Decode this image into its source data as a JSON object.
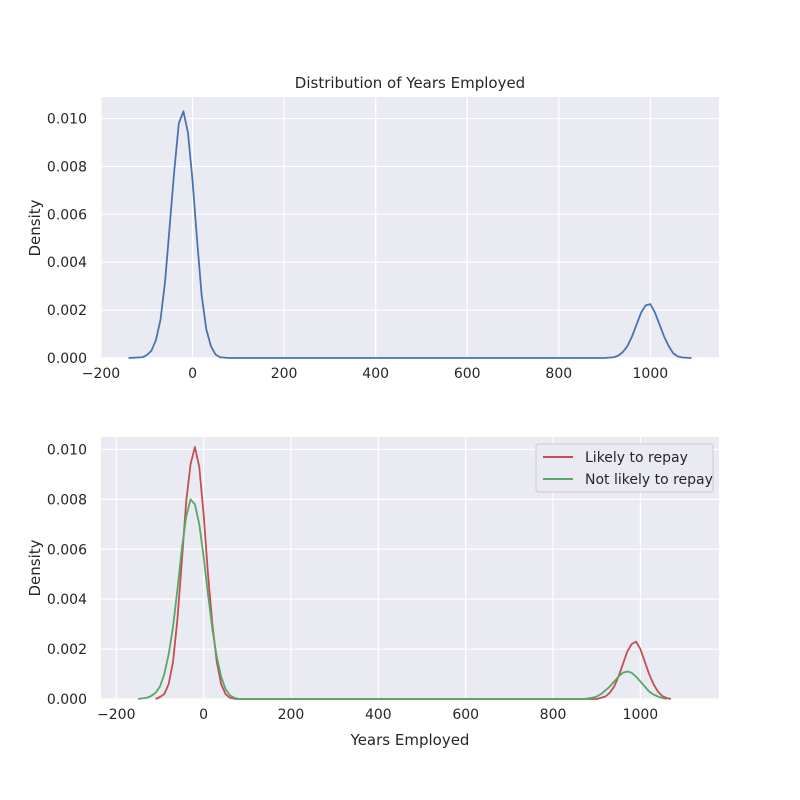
{
  "chart_data": [
    {
      "type": "line",
      "title": "Distribution of Years Employed",
      "xlabel": "",
      "ylabel": "Density",
      "xlim": [
        -200,
        1150
      ],
      "ylim": [
        0,
        0.0109
      ],
      "xticks": [
        -200,
        0,
        200,
        400,
        600,
        800,
        1000
      ],
      "xtick_labels": [
        "−200",
        "0",
        "200",
        "400",
        "600",
        "800",
        "1000"
      ],
      "yticks": [
        0,
        0.002,
        0.004,
        0.006,
        0.008,
        0.01
      ],
      "ytick_labels": [
        "0.000",
        "0.002",
        "0.004",
        "0.006",
        "0.008",
        "0.010"
      ],
      "grid": true,
      "series": [
        {
          "color": "#4c72b0",
          "points": [
            [
              -140,
              0.0
            ],
            [
              -110,
              3e-05
            ],
            [
              -100,
              0.00012
            ],
            [
              -90,
              0.0003
            ],
            [
              -80,
              0.00075
            ],
            [
              -70,
              0.0016
            ],
            [
              -60,
              0.0032
            ],
            [
              -50,
              0.0055
            ],
            [
              -40,
              0.0078
            ],
            [
              -30,
              0.0098
            ],
            [
              -20,
              0.0103
            ],
            [
              -10,
              0.0094
            ],
            [
              0,
              0.0074
            ],
            [
              10,
              0.0049
            ],
            [
              20,
              0.0026
            ],
            [
              30,
              0.0012
            ],
            [
              40,
              0.0005
            ],
            [
              50,
              0.00015
            ],
            [
              60,
              3e-05
            ],
            [
              80,
              0.0
            ],
            [
              900,
              0.0
            ],
            [
              920,
              3e-05
            ],
            [
              930,
              0.0001
            ],
            [
              940,
              0.00025
            ],
            [
              950,
              0.0005
            ],
            [
              960,
              0.0009
            ],
            [
              970,
              0.0014
            ],
            [
              980,
              0.0019
            ],
            [
              990,
              0.0022
            ],
            [
              1000,
              0.00225
            ],
            [
              1010,
              0.0019
            ],
            [
              1020,
              0.0014
            ],
            [
              1030,
              0.0009
            ],
            [
              1040,
              0.0005
            ],
            [
              1050,
              0.0002
            ],
            [
              1060,
              7e-05
            ],
            [
              1070,
              2e-05
            ],
            [
              1090,
              0.0
            ]
          ]
        }
      ]
    },
    {
      "type": "line",
      "title": "",
      "xlabel": "Years Employed",
      "ylabel": "Density",
      "xlim": [
        -235,
        1180
      ],
      "ylim": [
        0,
        0.0105
      ],
      "xticks": [
        -200,
        0,
        200,
        400,
        600,
        800,
        1000
      ],
      "xtick_labels": [
        "−200",
        "0",
        "200",
        "400",
        "600",
        "800",
        "1000"
      ],
      "yticks": [
        0,
        0.002,
        0.004,
        0.006,
        0.008,
        0.01
      ],
      "ytick_labels": [
        "0.000",
        "0.002",
        "0.004",
        "0.006",
        "0.008",
        "0.010"
      ],
      "grid": true,
      "legend_position": "top-right",
      "series": [
        {
          "name": "Likely to repay",
          "color": "#c44e52",
          "points": [
            [
              -110,
              0.0
            ],
            [
              -100,
              8e-05
            ],
            [
              -90,
              0.0002
            ],
            [
              -80,
              0.0006
            ],
            [
              -70,
              0.0015
            ],
            [
              -60,
              0.0032
            ],
            [
              -50,
              0.0055
            ],
            [
              -40,
              0.0079
            ],
            [
              -30,
              0.0094
            ],
            [
              -20,
              0.0101
            ],
            [
              -10,
              0.0093
            ],
            [
              0,
              0.0074
            ],
            [
              10,
              0.005
            ],
            [
              20,
              0.003
            ],
            [
              30,
              0.0015
            ],
            [
              40,
              0.0006
            ],
            [
              50,
              0.0002
            ],
            [
              60,
              5e-05
            ],
            [
              75,
              0.0
            ],
            [
              900,
              0.0
            ],
            [
              920,
              0.0001
            ],
            [
              930,
              0.00025
            ],
            [
              940,
              0.0005
            ],
            [
              950,
              0.0009
            ],
            [
              960,
              0.0014
            ],
            [
              970,
              0.0019
            ],
            [
              980,
              0.0022
            ],
            [
              990,
              0.0023
            ],
            [
              1000,
              0.002
            ],
            [
              1010,
              0.0015
            ],
            [
              1020,
              0.001
            ],
            [
              1030,
              0.0006
            ],
            [
              1040,
              0.0003
            ],
            [
              1050,
              0.00012
            ],
            [
              1060,
              4e-05
            ],
            [
              1070,
              0.0
            ]
          ]
        },
        {
          "name": "Not likely to repay",
          "color": "#55a868",
          "points": [
            [
              -150,
              0.0
            ],
            [
              -130,
              5e-05
            ],
            [
              -120,
              0.00012
            ],
            [
              -110,
              0.00025
            ],
            [
              -100,
              0.0005
            ],
            [
              -90,
              0.001
            ],
            [
              -80,
              0.0018
            ],
            [
              -70,
              0.0029
            ],
            [
              -60,
              0.0044
            ],
            [
              -50,
              0.006
            ],
            [
              -40,
              0.0073
            ],
            [
              -30,
              0.008
            ],
            [
              -20,
              0.0078
            ],
            [
              -10,
              0.007
            ],
            [
              0,
              0.0057
            ],
            [
              10,
              0.0042
            ],
            [
              20,
              0.0028
            ],
            [
              30,
              0.0017
            ],
            [
              40,
              0.0009
            ],
            [
              50,
              0.0004
            ],
            [
              60,
              0.00015
            ],
            [
              70,
              5e-05
            ],
            [
              80,
              0.0
            ],
            [
              870,
              0.0
            ],
            [
              890,
              5e-05
            ],
            [
              900,
              0.0001
            ],
            [
              910,
              0.0002
            ],
            [
              920,
              0.00035
            ],
            [
              930,
              0.0005
            ],
            [
              940,
              0.0007
            ],
            [
              950,
              0.0009
            ],
            [
              960,
              0.00105
            ],
            [
              970,
              0.0011
            ],
            [
              980,
              0.00105
            ],
            [
              990,
              0.0009
            ],
            [
              1000,
              0.0007
            ],
            [
              1010,
              0.0005
            ],
            [
              1020,
              0.0003
            ],
            [
              1030,
              0.00018
            ],
            [
              1040,
              0.0001
            ],
            [
              1050,
              4e-05
            ],
            [
              1060,
              0.0
            ]
          ]
        }
      ]
    }
  ]
}
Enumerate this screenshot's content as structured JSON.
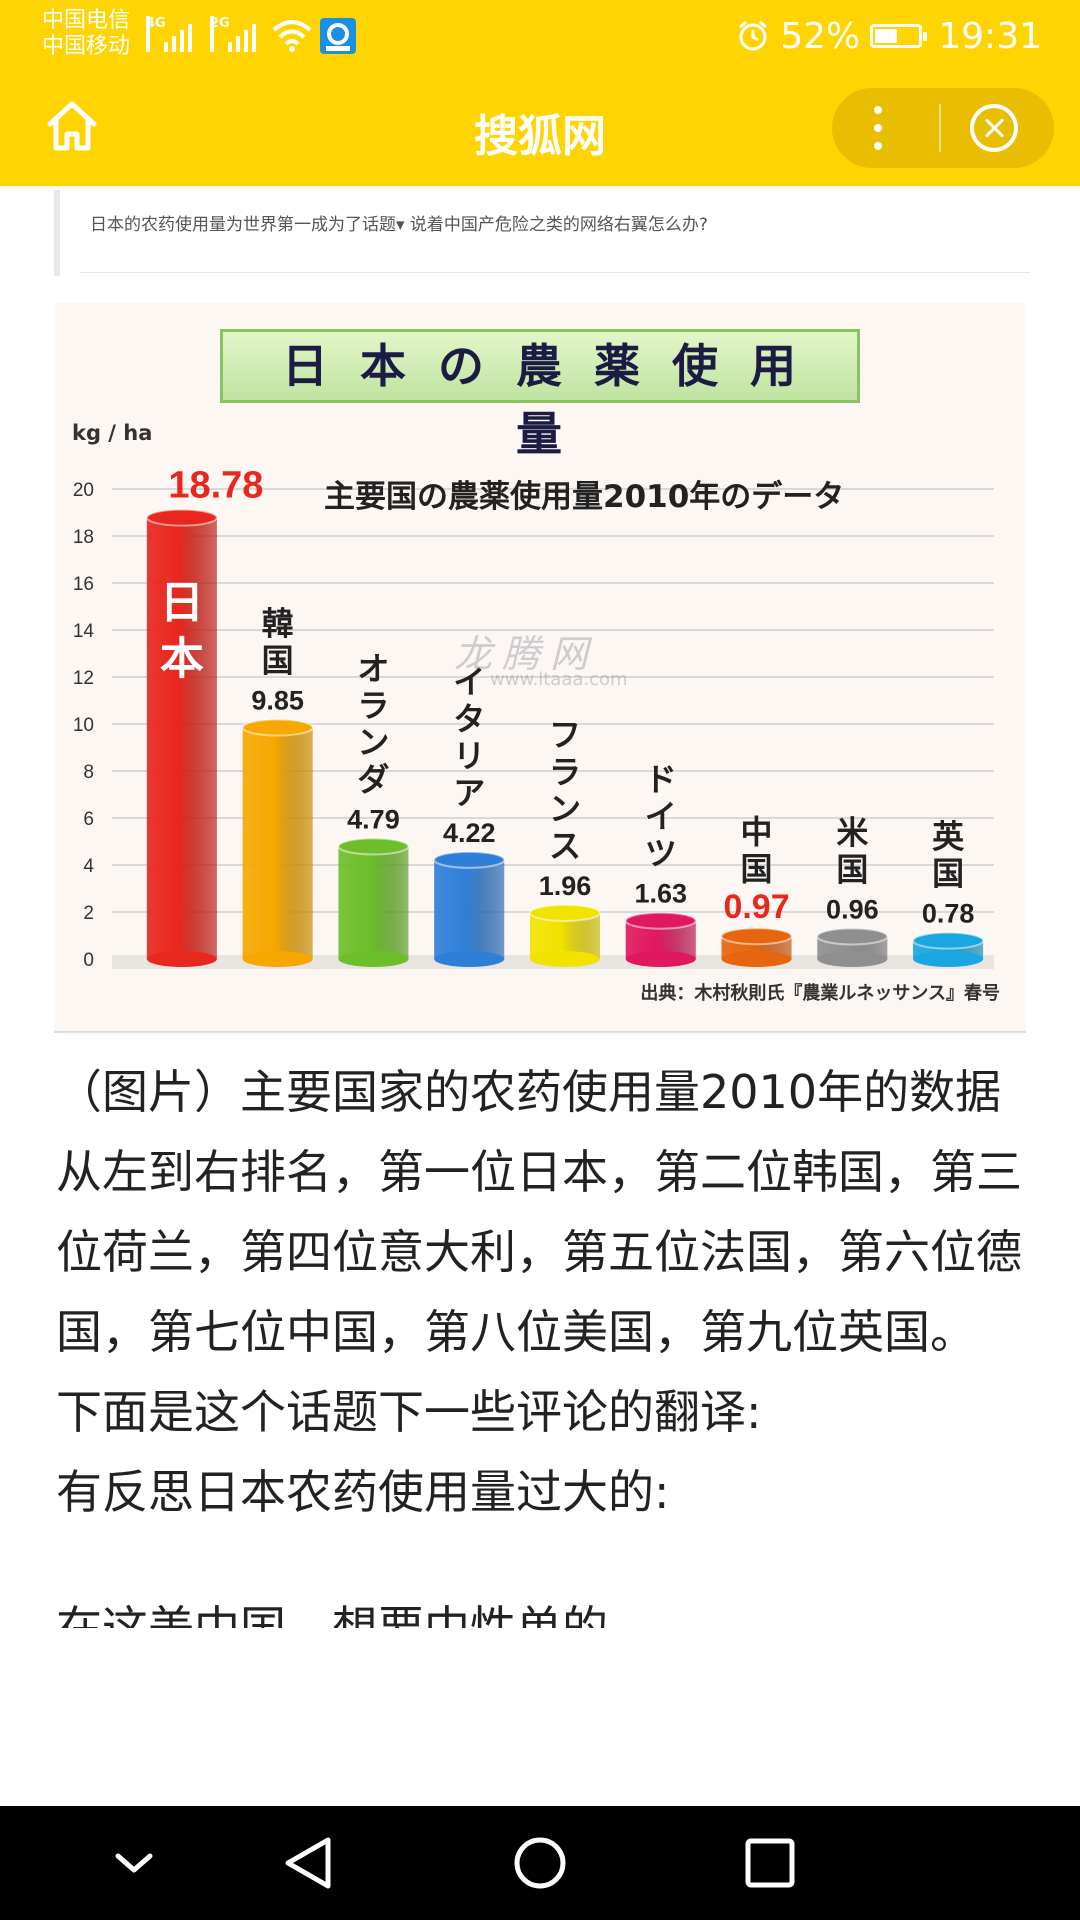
{
  "status_bar": {
    "carrier_1": "中国电信",
    "carrier_2": "中国移动",
    "net_1": "4G",
    "net_2": "2G",
    "battery": "52%",
    "battery_level": 0.52,
    "time": "19:31",
    "icons": [
      "signal-icon",
      "wifi-icon",
      "app-notification-icon",
      "alarm-icon",
      "battery-icon"
    ]
  },
  "app_bar": {
    "title": "搜狐网",
    "icons": [
      "home-icon",
      "more-icon",
      "close-icon"
    ]
  },
  "quote": {
    "text": "日本的农药使用量为世界第一成为了话题▾   说着中国产危险之类的网络右翼怎么办?"
  },
  "chart_data": {
    "type": "bar",
    "title": "日本の農薬使用量",
    "subtitle": "主要国の農薬使用量2010年のデータ",
    "ylabel": "kg / ha",
    "ylim": [
      0,
      20
    ],
    "yticks": [
      0,
      2,
      4,
      6,
      8,
      10,
      12,
      14,
      16,
      18,
      20
    ],
    "grid": true,
    "categories": [
      "日本",
      "韓国",
      "オランダ",
      "イタリア",
      "フランス",
      "ドイツ",
      "中国",
      "米国",
      "英国"
    ],
    "values": [
      18.78,
      9.85,
      4.79,
      4.22,
      1.96,
      1.63,
      0.97,
      0.96,
      0.78
    ],
    "value_labels": [
      "18.78",
      "9.85",
      "4.79",
      "4.22",
      "1.96",
      "1.63",
      "0.97",
      "0.96",
      "0.78"
    ],
    "colors": [
      "#e8271e",
      "#f6a800",
      "#6cbf2a",
      "#2f7fd8",
      "#f2e200",
      "#e0185f",
      "#e8650f",
      "#8f8f8f",
      "#1aa6e0"
    ],
    "highlight_colors": [
      "#e8271e",
      null,
      null,
      null,
      null,
      null,
      "#e8271e",
      null,
      null
    ],
    "source": "出典：木村秋則氏『農業ルネッサンス』春号",
    "watermark": "龙腾网",
    "watermark_url": "www.ltaaa.com"
  },
  "article": {
    "caption": "（图片）主要国家的农药使用量2010年的数据",
    "ranking": "从左到右排名，第一位日本，第二位韩国，第三位荷兰，第四位意大利，第五位法国，第六位德国，第七位中国，第八位美国，第九位英国。",
    "intro": "下面是这个话题下一些评论的翻译:",
    "intro2": "有反思日本农药使用量过大的:",
    "cut_line": "在这美中国，想要中性单的"
  },
  "nav_bar": {
    "icons": [
      "chevron-down-icon",
      "back-icon",
      "home-circle-icon",
      "recents-icon"
    ]
  }
}
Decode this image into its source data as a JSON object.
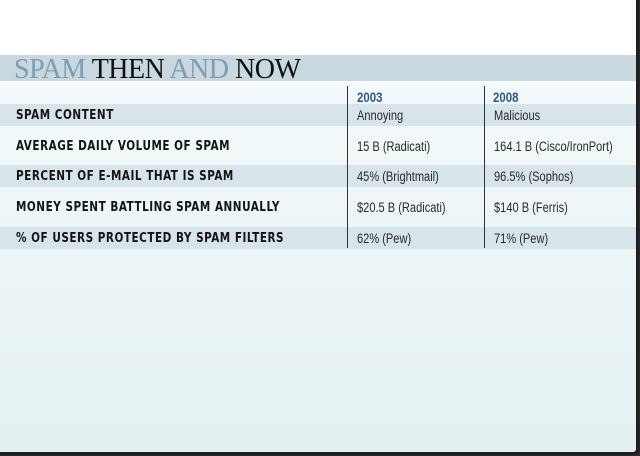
{
  "title": {
    "word1": "SPAM",
    "word2": "THEN",
    "word3": "AND",
    "word4": "NOW"
  },
  "columns": {
    "year_1": "2003",
    "year_2": "2008"
  },
  "rows": [
    {
      "label": "SPAM CONTENT",
      "v2003": "Annoying",
      "v2008": "Malicious"
    },
    {
      "label": "AVERAGE DAILY VOLUME OF SPAM",
      "v2003": "15 B (Radicati)",
      "v2008": "164.1 B (Cisco/IronPort)"
    },
    {
      "label": "PERCENT OF E-MAIL THAT IS SPAM",
      "v2003": "45% (Brightmail)",
      "v2008": "96.5% (Sophos)"
    },
    {
      "label": "MONEY SPENT BATTLING SPAM ANNUALLY",
      "v2003": "$20.5 B (Radicati)",
      "v2008": "$140 B (Ferris)"
    },
    {
      "label": "%  OF USERS PROTECTED BY SPAM FILTERS",
      "v2003": "62% (Pew)",
      "v2008": "71% (Pew)"
    }
  ],
  "colors": {
    "title_light": "#7e9db5",
    "title_dark": "#111111",
    "year_header": "#2e5a86",
    "row_shade": "#d7e4ea",
    "title_band": "#c9d7df"
  }
}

Exercise objective » From the material, report only how many lines include the word "Years".

Reply » 2